#### Goal:
Your task is to repeat the entries word for word while leaving out the pictures.

#### Records:
•••
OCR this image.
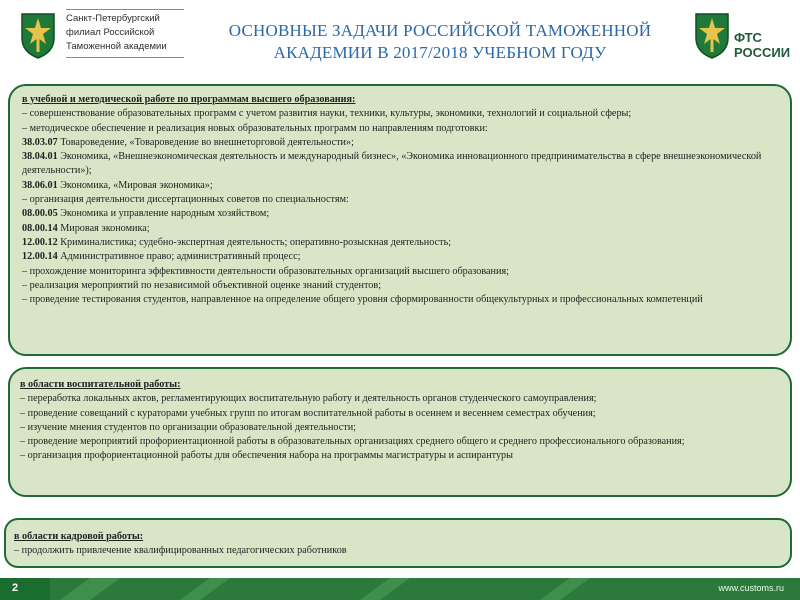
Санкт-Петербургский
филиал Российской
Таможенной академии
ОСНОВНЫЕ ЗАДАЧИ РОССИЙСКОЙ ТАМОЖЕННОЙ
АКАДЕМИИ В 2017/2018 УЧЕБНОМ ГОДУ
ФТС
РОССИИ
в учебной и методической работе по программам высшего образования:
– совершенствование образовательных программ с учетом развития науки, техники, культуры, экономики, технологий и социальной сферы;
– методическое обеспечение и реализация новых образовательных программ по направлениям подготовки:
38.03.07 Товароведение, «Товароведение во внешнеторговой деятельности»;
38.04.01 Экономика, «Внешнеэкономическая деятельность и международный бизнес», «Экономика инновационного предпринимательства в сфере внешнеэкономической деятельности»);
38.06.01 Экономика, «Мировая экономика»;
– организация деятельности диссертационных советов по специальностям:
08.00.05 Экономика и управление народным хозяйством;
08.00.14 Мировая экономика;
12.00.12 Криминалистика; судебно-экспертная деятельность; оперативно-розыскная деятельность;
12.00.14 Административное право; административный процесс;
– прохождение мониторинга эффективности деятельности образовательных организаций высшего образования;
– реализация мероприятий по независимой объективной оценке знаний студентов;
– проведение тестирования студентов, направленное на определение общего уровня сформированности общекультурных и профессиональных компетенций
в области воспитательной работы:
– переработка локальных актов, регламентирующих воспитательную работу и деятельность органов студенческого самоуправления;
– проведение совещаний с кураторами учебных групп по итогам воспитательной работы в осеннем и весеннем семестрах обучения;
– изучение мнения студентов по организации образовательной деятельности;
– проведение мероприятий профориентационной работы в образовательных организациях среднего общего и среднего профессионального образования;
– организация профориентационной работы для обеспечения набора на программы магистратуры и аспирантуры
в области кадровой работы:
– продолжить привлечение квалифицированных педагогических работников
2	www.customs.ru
•••
#### Worked answer:
OCR this image.
Санкт-Петербургский
филиал Российской
Таможенной академии
ОСНОВНЫЕ ЗАДАЧИ РОССИЙСКОЙ ТАМОЖЕННОЙ
АКАДЕМИИ В 2017/2018 УЧЕБНОМ ГОДУ
ФТС
РОССИИ
в учебной и методической работе по программам высшего образования:
– совершенствование образовательных программ с учетом развития науки, техники, культуры, экономики, технологий и социальной сферы;
– методическое обеспечение и реализация новых образовательных программ по направлениям подготовки:
38.03.07 Товароведение, «Товароведение во внешнеторговой деятельности»;
38.04.01 Экономика, «Внешнеэкономическая деятельность и международный бизнес», «Экономика инновационного предпринимательства в сфере внешнеэкономической деятельности»);
38.06.01 Экономика, «Мировая экономика»;
– организация деятельности диссертационных советов по специальностям:
08.00.05 Экономика и управление народным хозяйством;
08.00.14 Мировая экономика;
12.00.12 Криминалистика; судебно-экспертная деятельность; оперативно-розыскная деятельность;
12.00.14 Административное право; административный процесс;
– прохождение мониторинга эффективности деятельности образовательных организаций высшего образования;
– реализация мероприятий по независимой объективной оценке знаний студентов;
– проведение тестирования студентов, направленное на определение общего уровня сформированности общекультурных и профессиональных компетенций
в области воспитательной работы:
– переработка локальных актов, регламентирующих воспитательную работу и деятельность органов студенческого самоуправления;
– проведение совещаний с кураторами учебных групп по итогам воспитательной работы в осеннем и весеннем семестрах обучения;
– изучение мнения студентов по организации образовательной деятельности;
– проведение мероприятий профориентационной работы в образовательных организациях среднего общего и среднего профессионального образования;
– организация профориентационной работы для обеспечения набора на программы магистратуры и аспирантуры
в области кадровой работы:
– продолжить привлечение квалифицированных педагогических работников
2	www.customs.ru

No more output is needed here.